== Given instruction ==
Retype all material exactly. Pictures stay out of the copy.

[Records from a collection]
* start *

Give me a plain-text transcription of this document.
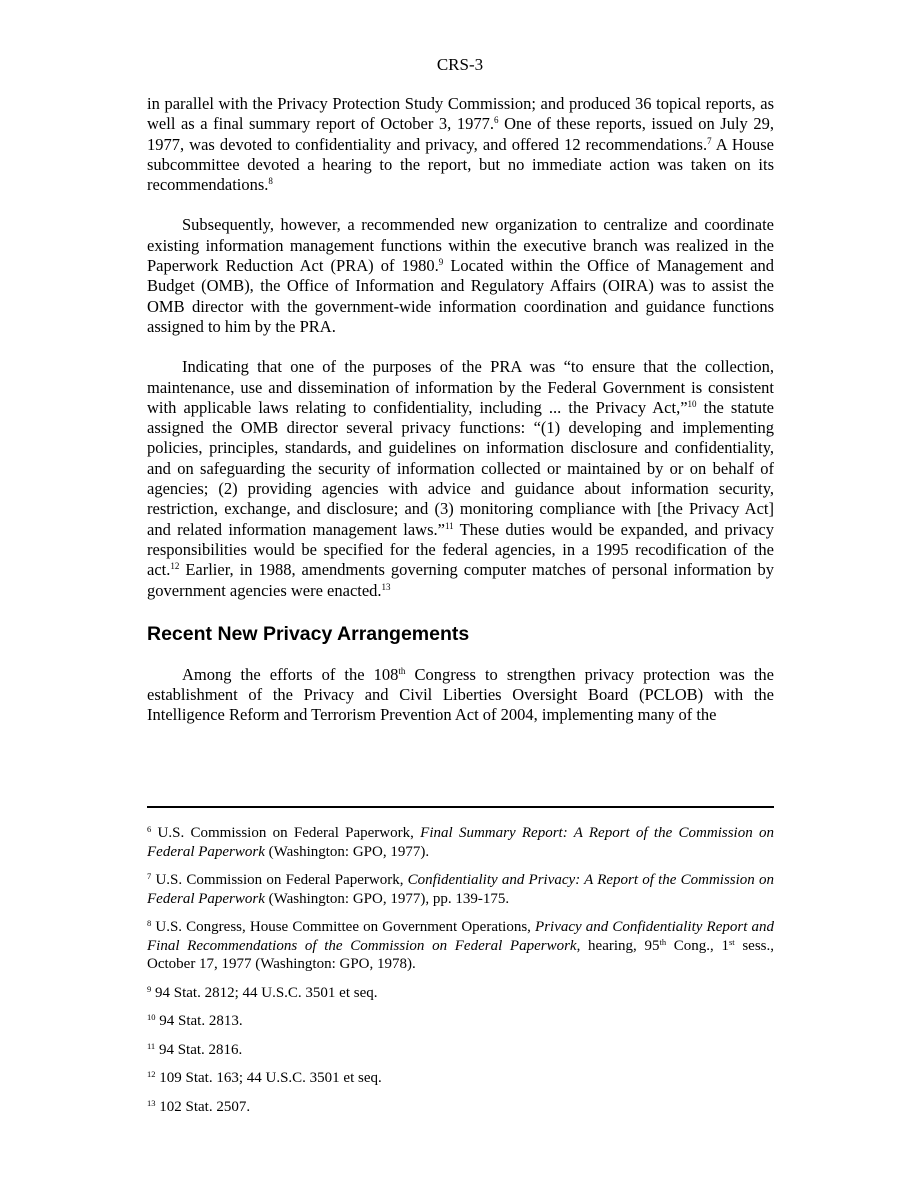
CRS-3

in parallel with the Privacy Protection Study Commission; and produced 36 topical reports, as well as a final summary report of October 3, 1977.$^6$ One of these reports, issued on July 29, 1977, was devoted to confidentiality and privacy, and offered 12 recommendations.$^7$ A House subcommittee devoted a hearing to the report, but no immediate action was taken on its recommendations.$^8$

Subsequently, however, a recommended new organization to centralize and coordinate existing information management functions within the executive branch was realized in the Paperwork Reduction Act (PRA) of 1980.$^9$ Located within the Office of Management and Budget (OMB), the Office of Information and Regulatory Affairs (OIRA) was to assist the OMB director with the government-wide information coordination and guidance functions assigned to him by the PRA.

Indicating that one of the purposes of the PRA was “to ensure that the collection, maintenance, use and dissemination of information by the Federal Government is consistent with applicable laws relating to confidentiality, including ... the Privacy Act,”$^{10}$ the statute assigned the OMB director several privacy functions: “(1) developing and implementing policies, principles, standards, and guidelines on information disclosure and confidentiality, and on safeguarding the security of information collected or maintained by or on behalf of agencies; (2) providing agencies with advice and guidance about information security, restriction, exchange, and disclosure; and (3) monitoring compliance with [the Privacy Act] and related information management laws.”$^{11}$ These duties would be expanded, and privacy responsibilities would be specified for the federal agencies, in a 1995 recodification of the act.$^{12}$ Earlier, in 1988, amendments governing computer matches of personal information by government agencies were enacted.$^{13}$

Recent New Privacy Arrangements

Among the efforts of the 108th Congress to strengthen privacy protection was the establishment of the Privacy and Civil Liberties Oversight Board (PCLOB) with the Intelligence Reform and Terrorism Prevention Act of 2004, implementing many of the

$^6$ U.S. Commission on Federal Paperwork, Final Summary Report: A Report of the Commission on Federal Paperwork (Washington: GPO, 1977).

$^7$ U.S. Commission on Federal Paperwork, Confidentiality and Privacy: A Report of the Commission on Federal Paperwork (Washington: GPO, 1977), pp. 139-175.

$^8$ U.S. Congress, House Committee on Government Operations, Privacy and Confidentiality Report and Final Recommendations of the Commission on Federal Paperwork, hearing, 95th Cong., 1st sess., October 17, 1977 (Washington: GPO, 1978).

$^9$ 94 Stat. 2812; 44 U.S.C. 3501 et seq.

$^{10}$ 94 Stat. 2813.

$^{11}$ 94 Stat. 2816.

$^{12}$ 109 Stat. 163; 44 U.S.C. 3501 et seq.

$^{13}$ 102 Stat. 2507.
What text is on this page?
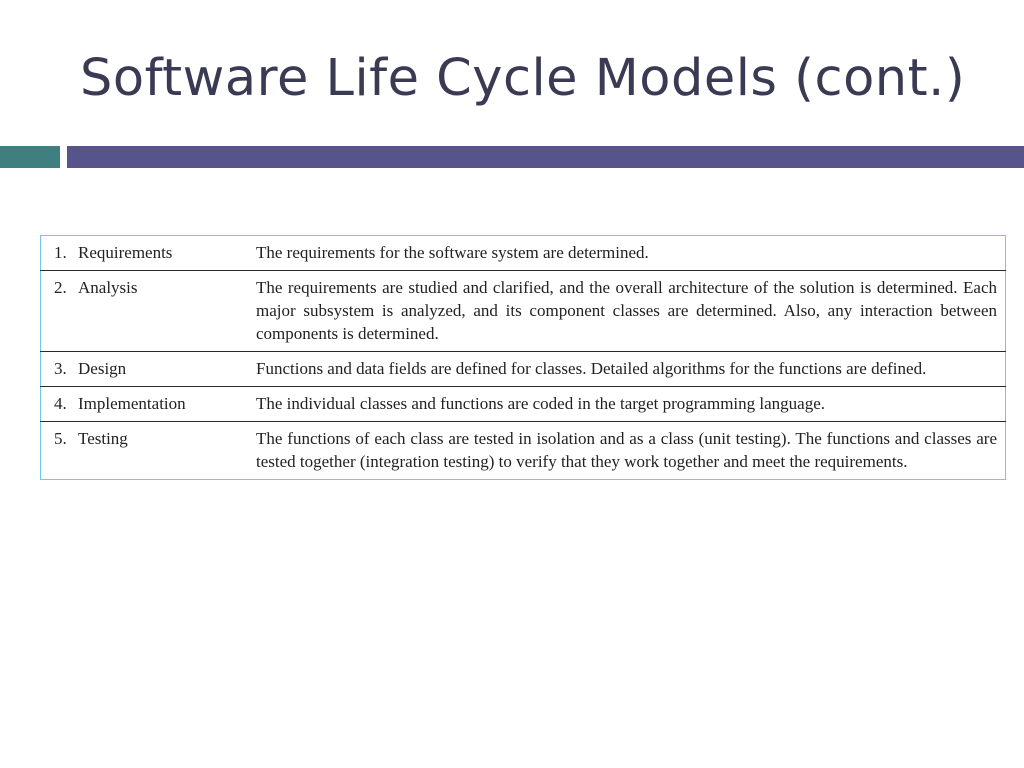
Software Life Cycle Models (cont.)
1. Requirements	The requirements for the software system are determined.
2. Analysis	The requirements are studied and clarified, and the overall architecture of the solution is determined. Each major subsystem is analyzed, and its component classes are determined. Also, any interaction between components is determined.
3. Design	Functions and data fields are defined for classes. Detailed algorithms for the functions are defined.
4. Implementation	The individual classes and functions are coded in the target programming language.
5. Testing	The functions of each class are tested in isolation and as a class (unit testing). The functions and classes are tested together (integration testing) to verify that they work together and meet the requirements.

* end *

== Exercise response ==
Give me a plain-text transcription of this document.
CRS-3

in parallel with the Privacy Protection Study Commission; and produced 36 topical reports, as well as a final summary report of October 3, 1977.$^6$ One of these reports, issued on July 29, 1977, was devoted to confidentiality and privacy, and offered 12 recommendations.$^7$ A House subcommittee devoted a hearing to the report, but no immediate action was taken on its recommendations.$^8$

Subsequently, however, a recommended new organization to centralize and coordinate existing information management functions within the executive branch was realized in the Paperwork Reduction Act (PRA) of 1980.$^9$ Located within the Office of Management and Budget (OMB), the Office of Information and Regulatory Affairs (OIRA) was to assist the OMB director with the government-wide information coordination and guidance functions assigned to him by the PRA.

Indicating that one of the purposes of the PRA was “to ensure that the collection, maintenance, use and dissemination of information by the Federal Government is consistent with applicable laws relating to confidentiality, including ... the Privacy Act,”$^{10}$ the statute assigned the OMB director several privacy functions: “(1) developing and implementing policies, principles, standards, and guidelines on information disclosure and confidentiality, and on safeguarding the security of information collected or maintained by or on behalf of agencies; (2) providing agencies with advice and guidance about information security, restriction, exchange, and disclosure; and (3) monitoring compliance with [the Privacy Act] and related information management laws.”$^{11}$ These duties would be expanded, and privacy responsibilities would be specified for the federal agencies, in a 1995 recodification of the act.$^{12}$ Earlier, in 1988, amendments governing computer matches of personal information by government agencies were enacted.$^{13}$

Recent New Privacy Arrangements

Among the efforts of the 108th Congress to strengthen privacy protection was the establishment of the Privacy and Civil Liberties Oversight Board (PCLOB) with the Intelligence Reform and Terrorism Prevention Act of 2004, implementing many of the

$^6$ U.S. Commission on Federal Paperwork, Final Summary Report: A Report of the Commission on Federal Paperwork (Washington: GPO, 1977).

$^7$ U.S. Commission on Federal Paperwork, Confidentiality and Privacy: A Report of the Commission on Federal Paperwork (Washington: GPO, 1977), pp. 139-175.

$^8$ U.S. Congress, House Committee on Government Operations, Privacy and Confidentiality Report and Final Recommendations of the Commission on Federal Paperwork, hearing, 95th Cong., 1st sess., October 17, 1977 (Washington: GPO, 1978).

$^9$ 94 Stat. 2812; 44 U.S.C. 3501 et seq.

$^{10}$ 94 Stat. 2813.

$^{11}$ 94 Stat. 2816.

$^{12}$ 109 Stat. 163; 44 U.S.C. 3501 et seq.

$^{13}$ 102 Stat. 2507.
What text is on this page?
Software Life Cycle Models (cont.)
1. Requirements	The requirements for the software system are determined.
2. Analysis	The requirements are studied and clarified, and the overall architecture of the solution is determined. Each major subsystem is analyzed, and its component classes are determined. Also, any interaction between components is determined.
3. Design	Functions and data fields are defined for classes. Detailed algorithms for the functions are defined.
4. Implementation	The individual classes and functions are coded in the target programming language.
5. Testing	The functions of each class are tested in isolation and as a class (unit testing). The functions and classes are tested together (integration testing) to verify that they work together and meet the requirements.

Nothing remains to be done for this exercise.